■ **Stated exercise**:
Identify all lines in the listing that include the word "name", and copy them out.

■ **Excerpted data**:
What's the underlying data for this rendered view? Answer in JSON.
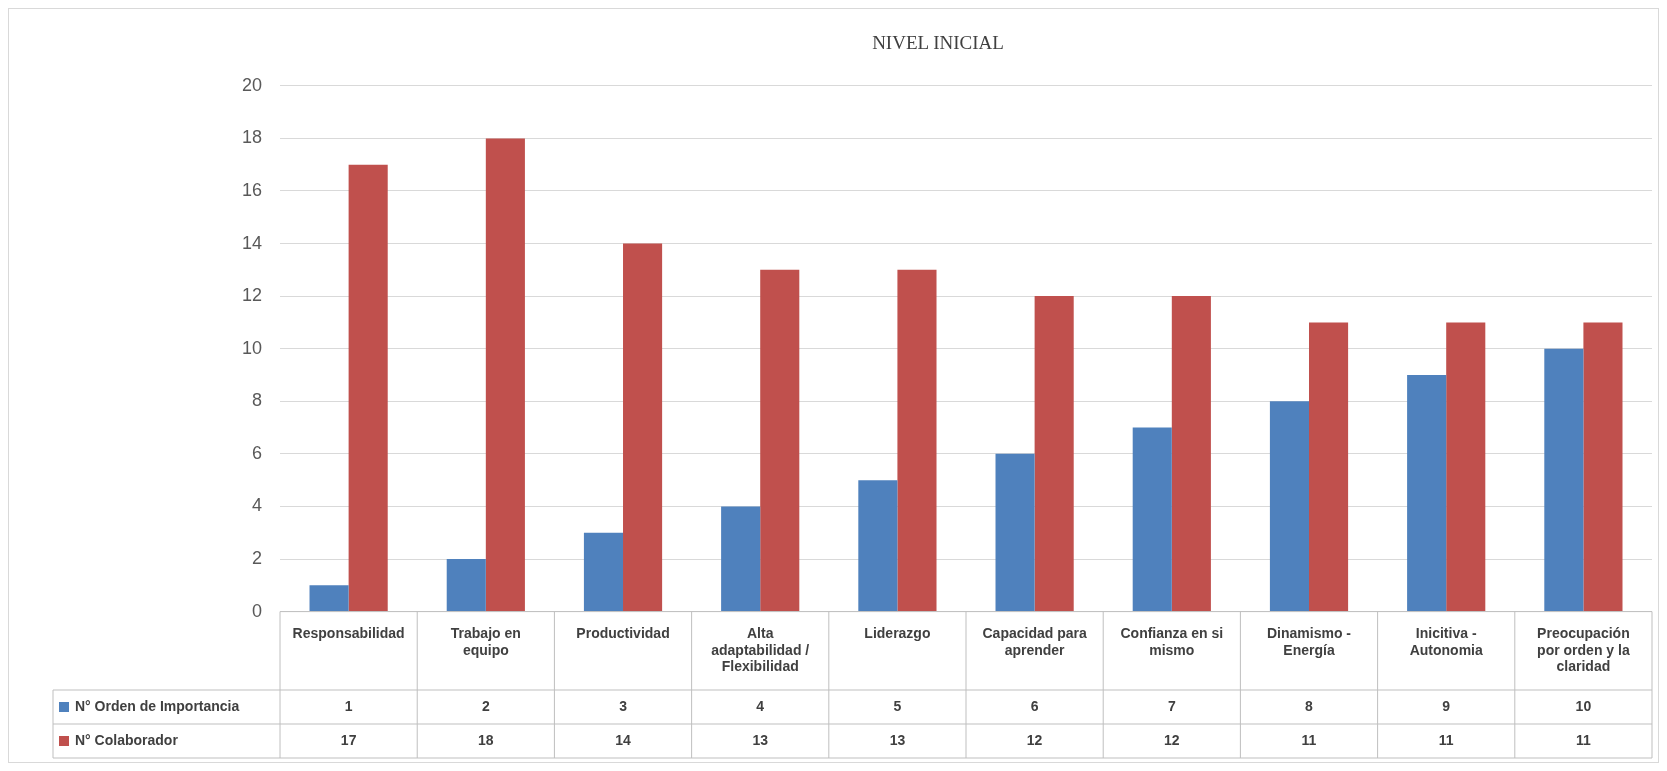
{
  "chart_data": {
    "type": "bar",
    "title": "NIVEL INICIAL",
    "categories": [
      "Responsabilidad",
      "Trabajo en equipo",
      "Productividad",
      "Alta adaptabilidad / Flexibilidad",
      "Liderazgo",
      "Capacidad para aprender",
      "Confianza en si mismo",
      "Dinamismo - Energía",
      "Inicitiva - Autonomia",
      "Preocupación por orden y la claridad"
    ],
    "series": [
      {
        "name": "N° Orden de Importancia",
        "color": "#4f81bd",
        "values": [
          1,
          2,
          3,
          4,
          5,
          6,
          7,
          8,
          9,
          10
        ]
      },
      {
        "name": "N° Colaborador",
        "color": "#c0504d",
        "values": [
          17,
          18,
          14,
          13,
          13,
          12,
          12,
          11,
          11,
          11
        ]
      }
    ],
    "ylim": [
      0,
      20
    ],
    "yticks": [
      0,
      2,
      4,
      6,
      8,
      10,
      12,
      14,
      16,
      18,
      20
    ],
    "grid": "y",
    "legend": "bottom",
    "data_labels": true
  }
}
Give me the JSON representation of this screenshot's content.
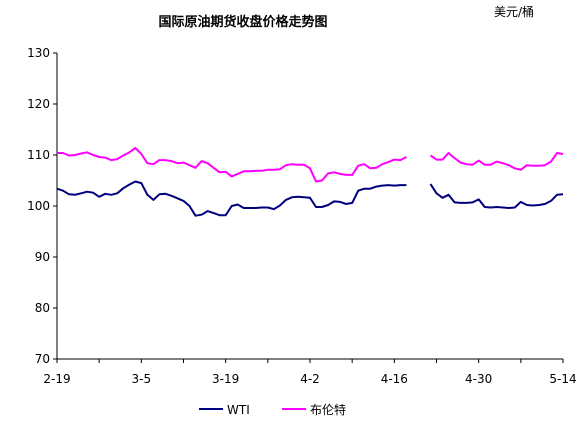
{
  "chart_data": {
    "type": "line",
    "title": "国际原油期货收盘价格走势图",
    "unit": "美元/桶",
    "ylim": [
      70,
      130
    ],
    "yticks": [
      70,
      80,
      90,
      100,
      110,
      120,
      130
    ],
    "xticks": [
      "2-19",
      "3-5",
      "3-19",
      "4-2",
      "4-16",
      "4-30",
      "5-14"
    ],
    "xrange": [
      0,
      84
    ],
    "grid": false,
    "legend_position": "bottom",
    "series": [
      {
        "name": "WTI",
        "color": "#00007f",
        "points": [
          [
            0,
            103.4
          ],
          [
            1,
            103.0
          ],
          [
            2,
            102.3
          ],
          [
            3,
            102.2
          ],
          [
            4,
            102.5
          ],
          [
            5,
            102.8
          ],
          [
            6,
            102.6
          ],
          [
            7,
            101.8
          ],
          [
            8,
            102.4
          ],
          [
            9,
            102.2
          ],
          [
            10,
            102.5
          ],
          [
            11,
            103.5
          ],
          [
            12,
            104.2
          ],
          [
            13,
            104.8
          ],
          [
            14,
            104.5
          ],
          [
            15,
            102.2
          ],
          [
            16,
            101.2
          ],
          [
            17,
            102.3
          ],
          [
            18,
            102.4
          ],
          [
            19,
            102.0
          ],
          [
            20,
            101.5
          ],
          [
            21,
            101.0
          ],
          [
            22,
            100.0
          ],
          [
            23,
            98.1
          ],
          [
            24,
            98.3
          ],
          [
            25,
            99.0
          ],
          [
            26,
            98.6
          ],
          [
            27,
            98.2
          ],
          [
            28,
            98.2
          ],
          [
            29,
            100.0
          ],
          [
            30,
            100.3
          ],
          [
            31,
            99.6
          ],
          [
            32,
            99.6
          ],
          [
            33,
            99.6
          ],
          [
            34,
            99.7
          ],
          [
            35,
            99.7
          ],
          [
            36,
            99.4
          ],
          [
            37,
            100.1
          ],
          [
            38,
            101.2
          ],
          [
            39,
            101.7
          ],
          [
            40,
            101.8
          ],
          [
            41,
            101.7
          ],
          [
            42,
            101.6
          ],
          [
            43,
            99.8
          ],
          [
            44,
            99.8
          ],
          [
            45,
            100.2
          ],
          [
            46,
            100.9
          ],
          [
            47,
            100.8
          ],
          [
            48,
            100.4
          ],
          [
            49,
            100.6
          ],
          [
            50,
            103.0
          ],
          [
            51,
            103.4
          ],
          [
            52,
            103.4
          ],
          [
            53,
            103.8
          ],
          [
            54,
            104.0
          ],
          [
            55,
            104.1
          ],
          [
            56,
            104.0
          ],
          [
            57,
            104.1
          ],
          [
            58,
            104.1
          ],
          null,
          [
            62,
            104.3
          ],
          [
            63,
            102.5
          ],
          [
            64,
            101.6
          ],
          [
            65,
            102.2
          ],
          [
            66,
            100.7
          ],
          [
            67,
            100.6
          ],
          [
            68,
            100.6
          ],
          [
            69,
            100.7
          ],
          [
            70,
            101.3
          ],
          [
            71,
            99.8
          ],
          [
            72,
            99.7
          ],
          [
            73,
            99.8
          ],
          [
            74,
            99.7
          ],
          [
            75,
            99.6
          ],
          [
            76,
            99.7
          ],
          [
            77,
            100.8
          ],
          [
            78,
            100.2
          ],
          [
            79,
            100.1
          ],
          [
            80,
            100.2
          ],
          [
            81,
            100.4
          ],
          [
            82,
            101.0
          ],
          [
            83,
            102.2
          ],
          [
            84,
            102.3
          ]
        ]
      },
      {
        "name": "布伦特",
        "color": "#ff00ff",
        "points": [
          [
            0,
            110.4
          ],
          [
            1,
            110.4
          ],
          [
            2,
            109.9
          ],
          [
            3,
            110.0
          ],
          [
            4,
            110.3
          ],
          [
            5,
            110.5
          ],
          [
            6,
            110.0
          ],
          [
            7,
            109.6
          ],
          [
            8,
            109.5
          ],
          [
            9,
            109.0
          ],
          [
            10,
            109.2
          ],
          [
            11,
            109.9
          ],
          [
            12,
            110.5
          ],
          [
            13,
            111.4
          ],
          [
            14,
            110.2
          ],
          [
            15,
            108.4
          ],
          [
            16,
            108.2
          ],
          [
            17,
            109.0
          ],
          [
            18,
            109.0
          ],
          [
            19,
            108.8
          ],
          [
            20,
            108.4
          ],
          [
            21,
            108.5
          ],
          [
            22,
            108.0
          ],
          [
            23,
            107.5
          ],
          [
            24,
            108.8
          ],
          [
            25,
            108.4
          ],
          [
            26,
            107.5
          ],
          [
            27,
            106.6
          ],
          [
            28,
            106.7
          ],
          [
            29,
            105.8
          ],
          [
            30,
            106.3
          ],
          [
            31,
            106.8
          ],
          [
            32,
            106.8
          ],
          [
            33,
            106.9
          ],
          [
            34,
            106.9
          ],
          [
            35,
            107.1
          ],
          [
            36,
            107.1
          ],
          [
            37,
            107.2
          ],
          [
            38,
            108.0
          ],
          [
            39,
            108.2
          ],
          [
            40,
            108.1
          ],
          [
            41,
            108.1
          ],
          [
            42,
            107.4
          ],
          [
            43,
            104.8
          ],
          [
            44,
            105.0
          ],
          [
            45,
            106.4
          ],
          [
            46,
            106.6
          ],
          [
            47,
            106.3
          ],
          [
            48,
            106.1
          ],
          [
            49,
            106.1
          ],
          [
            50,
            107.9
          ],
          [
            51,
            108.2
          ],
          [
            52,
            107.4
          ],
          [
            53,
            107.5
          ],
          [
            54,
            108.2
          ],
          [
            55,
            108.6
          ],
          [
            56,
            109.1
          ],
          [
            57,
            109.0
          ],
          [
            58,
            109.6
          ],
          null,
          [
            62,
            109.9
          ],
          [
            63,
            109.1
          ],
          [
            64,
            109.1
          ],
          [
            65,
            110.4
          ],
          [
            66,
            109.4
          ],
          [
            67,
            108.5
          ],
          [
            68,
            108.2
          ],
          [
            69,
            108.1
          ],
          [
            70,
            108.9
          ],
          [
            71,
            108.1
          ],
          [
            72,
            108.1
          ],
          [
            73,
            108.7
          ],
          [
            74,
            108.4
          ],
          [
            75,
            108.0
          ],
          [
            76,
            107.4
          ],
          [
            77,
            107.1
          ],
          [
            78,
            108.0
          ],
          [
            79,
            107.9
          ],
          [
            80,
            107.9
          ],
          [
            81,
            108.0
          ],
          [
            82,
            108.7
          ],
          [
            83,
            110.4
          ],
          [
            84,
            110.2
          ]
        ]
      }
    ]
  }
}
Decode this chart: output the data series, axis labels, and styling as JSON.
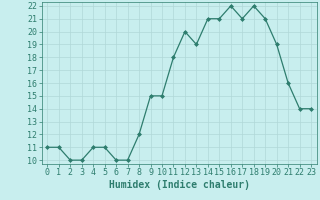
{
  "x": [
    0,
    1,
    2,
    3,
    4,
    5,
    6,
    7,
    8,
    9,
    10,
    11,
    12,
    13,
    14,
    15,
    16,
    17,
    18,
    19,
    20,
    21,
    22,
    23
  ],
  "y": [
    11,
    11,
    10,
    10,
    11,
    11,
    10,
    10,
    12,
    15,
    15,
    18,
    20,
    19,
    21,
    21,
    22,
    21,
    22,
    21,
    19,
    16,
    14,
    14
  ],
  "line_color": "#2e7d6e",
  "marker_color": "#2e7d6e",
  "bg_color": "#c8eeee",
  "grid_color": "#b0d8d8",
  "xlabel": "Humidex (Indice chaleur)",
  "xlabel_fontsize": 7,
  "tick_fontsize": 6,
  "ylim": [
    9.7,
    22.3
  ],
  "xlim": [
    -0.5,
    23.5
  ],
  "yticks": [
    10,
    11,
    12,
    13,
    14,
    15,
    16,
    17,
    18,
    19,
    20,
    21,
    22
  ],
  "xticks": [
    0,
    1,
    2,
    3,
    4,
    5,
    6,
    7,
    8,
    9,
    10,
    11,
    12,
    13,
    14,
    15,
    16,
    17,
    18,
    19,
    20,
    21,
    22,
    23
  ]
}
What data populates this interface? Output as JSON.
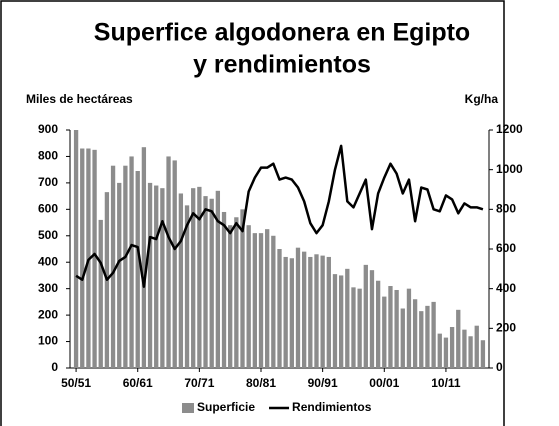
{
  "chart_data": {
    "type": "bar_line",
    "title": [
      "Superfice algodonera en Egipto",
      "y rendimientos"
    ],
    "y_label": "Miles de hectáreas",
    "y2_label": "Kg/ha",
    "categories": [
      "50/51",
      null,
      null,
      null,
      null,
      null,
      null,
      null,
      null,
      null,
      "60/61",
      null,
      null,
      null,
      null,
      null,
      null,
      null,
      null,
      null,
      "70/71",
      null,
      null,
      null,
      null,
      null,
      null,
      null,
      null,
      null,
      "80/81",
      null,
      null,
      null,
      null,
      null,
      null,
      null,
      null,
      null,
      "90/91",
      null,
      null,
      null,
      null,
      null,
      null,
      null,
      null,
      null,
      "00/01",
      null,
      null,
      null,
      null,
      null,
      null,
      null,
      null,
      null,
      "10/11",
      null,
      null,
      null,
      null,
      null,
      null
    ],
    "series": [
      {
        "name": "Superficie",
        "color": "#8c8c8c",
        "kind": "bar",
        "values": [
          900,
          830,
          830,
          825,
          560,
          665,
          765,
          700,
          765,
          800,
          745,
          835,
          700,
          690,
          680,
          800,
          785,
          660,
          615,
          680,
          685,
          650,
          640,
          670,
          590,
          540,
          570,
          600,
          540,
          510,
          510,
          525,
          500,
          450,
          420,
          415,
          455,
          440,
          420,
          430,
          425,
          420,
          355,
          350,
          375,
          305,
          300,
          390,
          370,
          330,
          270,
          310,
          295,
          225,
          300,
          260,
          215,
          235,
          250,
          130,
          115,
          155,
          220,
          145,
          120,
          160,
          105
        ]
      },
      {
        "name": "Rendimientos",
        "color": "#000000",
        "kind": "line",
        "axis": "y2",
        "values": [
          465,
          445,
          545,
          575,
          530,
          445,
          480,
          540,
          560,
          620,
          610,
          410,
          660,
          650,
          740,
          660,
          600,
          640,
          720,
          780,
          750,
          800,
          790,
          740,
          720,
          680,
          730,
          690,
          890,
          960,
          1010,
          1010,
          1030,
          950,
          960,
          950,
          910,
          840,
          730,
          680,
          720,
          840,
          1000,
          1120,
          840,
          810,
          880,
          950,
          700,
          880,
          960,
          1030,
          980,
          880,
          950,
          740,
          910,
          900,
          800,
          790,
          870,
          850,
          780,
          830,
          810,
          810,
          800
        ]
      }
    ],
    "ylim": [
      0,
      900
    ],
    "yticks": [
      0,
      100,
      200,
      300,
      400,
      500,
      600,
      700,
      800,
      900
    ],
    "y2lim": [
      0,
      1200
    ],
    "y2ticks": [
      0,
      200,
      400,
      600,
      800,
      1000,
      1200
    ]
  }
}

■ **Solution for this problem**:
        "name": "N° Orden de Importancia",
        "name": "N° Colaborador",
        "name": "WTI",
        "name": "布伦特",
        "name": "Superficie",
        "name": "Rendimientos",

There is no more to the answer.